● **What is needed**
Write every line out verbatim and omit the pictures.

Figure collection entries:
· · · ·
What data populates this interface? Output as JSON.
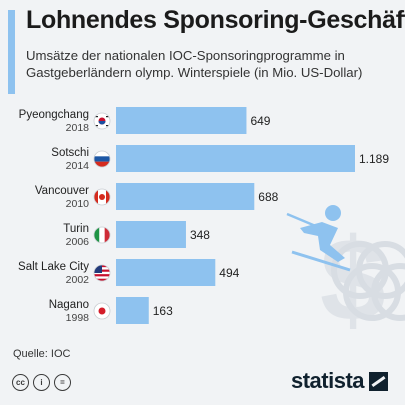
{
  "title": "Lohnendes Sponsoring-Geschäft",
  "subtitle": "Umsätze der nationalen IOC-Sponsoringprogramme in Gastgeberländern olymp. Winterspiele (in Mio. US-Dollar)",
  "source": "Quelle: IOC",
  "logo": "statista",
  "cc_icons": [
    "cc",
    "by",
    "nd"
  ],
  "colors": {
    "bar": "#8ec2ef",
    "title_bar": "#8ec2ef",
    "background": "#f1f3f5"
  },
  "chart_data": {
    "type": "bar",
    "orientation": "horizontal",
    "categories": [
      "Pyeongchang",
      "Sotschi",
      "Vancouver",
      "Turin",
      "Salt Lake City",
      "Nagano"
    ],
    "years": [
      "2018",
      "2014",
      "2010",
      "2006",
      "2002",
      "1998"
    ],
    "flags": [
      "south-korea",
      "russia",
      "canada",
      "italy",
      "usa",
      "japan"
    ],
    "values": [
      649,
      1189,
      688,
      348,
      494,
      163
    ],
    "value_labels": [
      "649",
      "1.189",
      "688",
      "348",
      "494",
      "163"
    ],
    "xlim": [
      0,
      1189
    ]
  }
}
· · · ·
● **Result for this exercise**
What data populates this interface? Output as JSON.
{
  "title": "Lohnendes Sponsoring-Geschäft",
  "subtitle": "Umsätze der nationalen IOC-Sponsoringprogramme in Gastgeberländern olymp. Winterspiele (in Mio. US-Dollar)",
  "source": "Quelle: IOC",
  "logo": "statista",
  "cc_icons": [
    "cc",
    "by",
    "nd"
  ],
  "colors": {
    "bar": "#8ec2ef",
    "title_bar": "#8ec2ef",
    "background": "#f1f3f5"
  },
  "chart_data": {
    "type": "bar",
    "orientation": "horizontal",
    "categories": [
      "Pyeongchang",
      "Sotschi",
      "Vancouver",
      "Turin",
      "Salt Lake City",
      "Nagano"
    ],
    "years": [
      "2018",
      "2014",
      "2010",
      "2006",
      "2002",
      "1998"
    ],
    "flags": [
      "south-korea",
      "russia",
      "canada",
      "italy",
      "usa",
      "japan"
    ],
    "values": [
      649,
      1189,
      688,
      348,
      494,
      163
    ],
    "value_labels": [
      "649",
      "1.189",
      "688",
      "348",
      "494",
      "163"
    ],
    "xlim": [
      0,
      1189
    ]
  }
}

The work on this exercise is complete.